### Problem description
From the entries below, copy out every line with "Lack" in it.

*** Stored records ***

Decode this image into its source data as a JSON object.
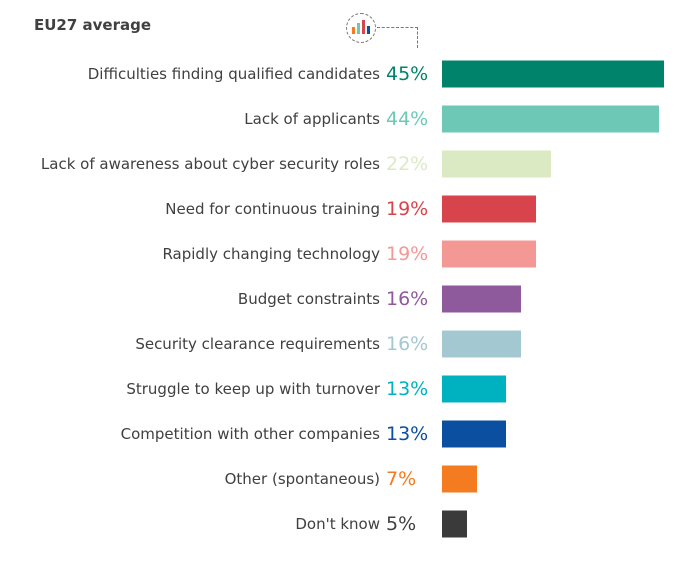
{
  "chart_data": {
    "type": "bar",
    "orientation": "horizontal",
    "title": "EU27 average",
    "xlim": [
      0,
      45
    ],
    "categories": [
      "Difficulties finding qualified candidates",
      "Lack of applicants",
      "Lack of awareness about cyber security roles",
      "Need for continuous training",
      "Rapidly changing technology",
      "Budget constraints",
      "Security clearance requirements",
      "Struggle to keep up with turnover",
      "Competition with other companies",
      "Other (spontaneous)",
      "Don't know"
    ],
    "values": [
      45,
      44,
      22,
      19,
      19,
      16,
      16,
      13,
      13,
      7,
      5
    ],
    "labels": [
      "45%",
      "44%",
      "22%",
      "19%",
      "19%",
      "16%",
      "16%",
      "13%",
      "13%",
      "7%",
      "5%"
    ],
    "colors": [
      "#00836b",
      "#6dc9b6",
      "#dbeac3",
      "#d8444b",
      "#f49896",
      "#8f5a9b",
      "#a3c8d1",
      "#00b1bf",
      "#0b4fa0",
      "#f47b20",
      "#3a3a3a"
    ]
  }
}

***

### Solution to this problem
      "Lack of applicants",
      "Lack of awareness about cyber security roles",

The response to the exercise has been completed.